RECORD SET »
────────────────

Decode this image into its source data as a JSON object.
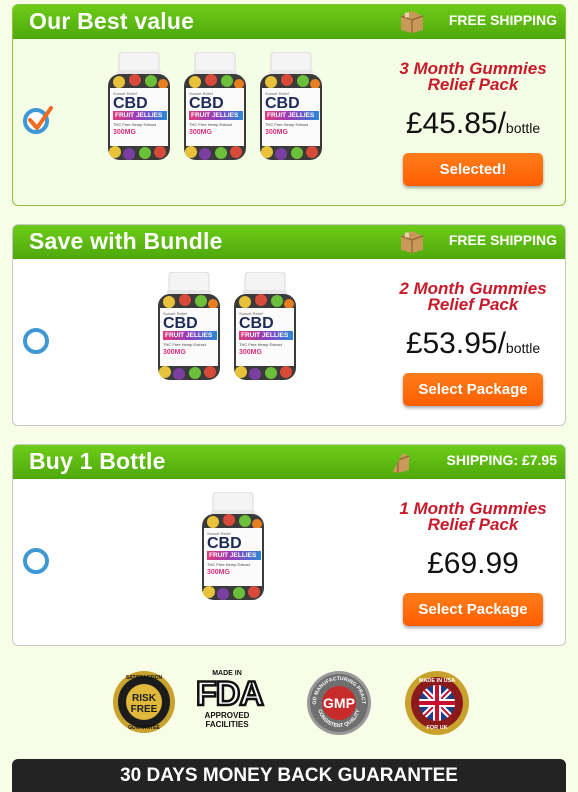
{
  "packages": [
    {
      "title": "Our Best value",
      "shipping": "FREE SHIPPING",
      "name_line1": "3 Month Gummies",
      "name_line2": "Relief Pack",
      "price": "£45.85",
      "per": "bottle",
      "button": "Selected!",
      "selected": true,
      "bottle_count": 3
    },
    {
      "title": "Save with Bundle",
      "shipping": "FREE SHIPPING",
      "name_line1": "2 Month Gummies",
      "name_line2": "Relief Pack",
      "price": "£53.95",
      "per": "bottle",
      "button": "Select Package",
      "selected": false,
      "bottle_count": 2
    },
    {
      "title": "Buy 1 Bottle",
      "shipping": "SHIPPING: £7.95",
      "name_line1": "1 Month Gummies",
      "name_line2": "Relief Pack",
      "price": "£69.99",
      "per": "",
      "button": "Select Package",
      "selected": false,
      "bottle_count": 1
    }
  ],
  "bottle_label": {
    "brand": "Sunset Relief",
    "cbd": "CBD",
    "product": "FRUIT JELLIES",
    "tagline": "THC Free Hemp Extract",
    "dose": "300MG"
  },
  "badges": {
    "risk_free_top": "SATISFACTION",
    "risk_free_line1": "RISK",
    "risk_free_line2": "FREE",
    "risk_free_bottom": "GUARANTEE",
    "fda_top": "MADE IN",
    "fda_mark": "FDA",
    "fda_line1": "APPROVED",
    "fda_line2": "FACILITIES",
    "gmp_mark": "GMP",
    "gmp_ring_top": "GOOD MANUFACTURING PRACTICE",
    "gmp_ring_bottom": "CONSISTENT QUALITY",
    "usa_top": "MADE IN USA",
    "usa_bottom": "FOR UK"
  },
  "guarantee": "30 DAYS MONEY BACK GUARANTEE",
  "colors": {
    "header_green": "#5bb810",
    "offer_red": "#c71b2b",
    "button_orange": "#ff6a08",
    "radio_blue": "#3e98d6",
    "check_orange": "#f26a1b"
  }
}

────────────────

TO BE DONE » Every line should be retyped exactly, with the pictures omitted.

RESULT OF THIS EXERCISE »
Decode this image into its source data as a JSON object.
{
  "packages": [
    {
      "title": "Our Best value",
      "shipping": "FREE SHIPPING",
      "name_line1": "3 Month Gummies",
      "name_line2": "Relief Pack",
      "price": "£45.85",
      "per": "bottle",
      "button": "Selected!",
      "selected": true,
      "bottle_count": 3
    },
    {
      "title": "Save with Bundle",
      "shipping": "FREE SHIPPING",
      "name_line1": "2 Month Gummies",
      "name_line2": "Relief Pack",
      "price": "£53.95",
      "per": "bottle",
      "button": "Select Package",
      "selected": false,
      "bottle_count": 2
    },
    {
      "title": "Buy 1 Bottle",
      "shipping": "SHIPPING: £7.95",
      "name_line1": "1 Month Gummies",
      "name_line2": "Relief Pack",
      "price": "£69.99",
      "per": "",
      "button": "Select Package",
      "selected": false,
      "bottle_count": 1
    }
  ],
  "bottle_label": {
    "brand": "Sunset Relief",
    "cbd": "CBD",
    "product": "FRUIT JELLIES",
    "tagline": "THC Free Hemp Extract",
    "dose": "300MG"
  },
  "badges": {
    "risk_free_top": "SATISFACTION",
    "risk_free_line1": "RISK",
    "risk_free_line2": "FREE",
    "risk_free_bottom": "GUARANTEE",
    "fda_top": "MADE IN",
    "fda_mark": "FDA",
    "fda_line1": "APPROVED",
    "fda_line2": "FACILITIES",
    "gmp_mark": "GMP",
    "gmp_ring_top": "GOOD MANUFACTURING PRACTICE",
    "gmp_ring_bottom": "CONSISTENT QUALITY",
    "usa_top": "MADE IN USA",
    "usa_bottom": "FOR UK"
  },
  "guarantee": "30 DAYS MONEY BACK GUARANTEE",
  "colors": {
    "header_green": "#5bb810",
    "offer_red": "#c71b2b",
    "button_orange": "#ff6a08",
    "radio_blue": "#3e98d6",
    "check_orange": "#f26a1b"
  }
}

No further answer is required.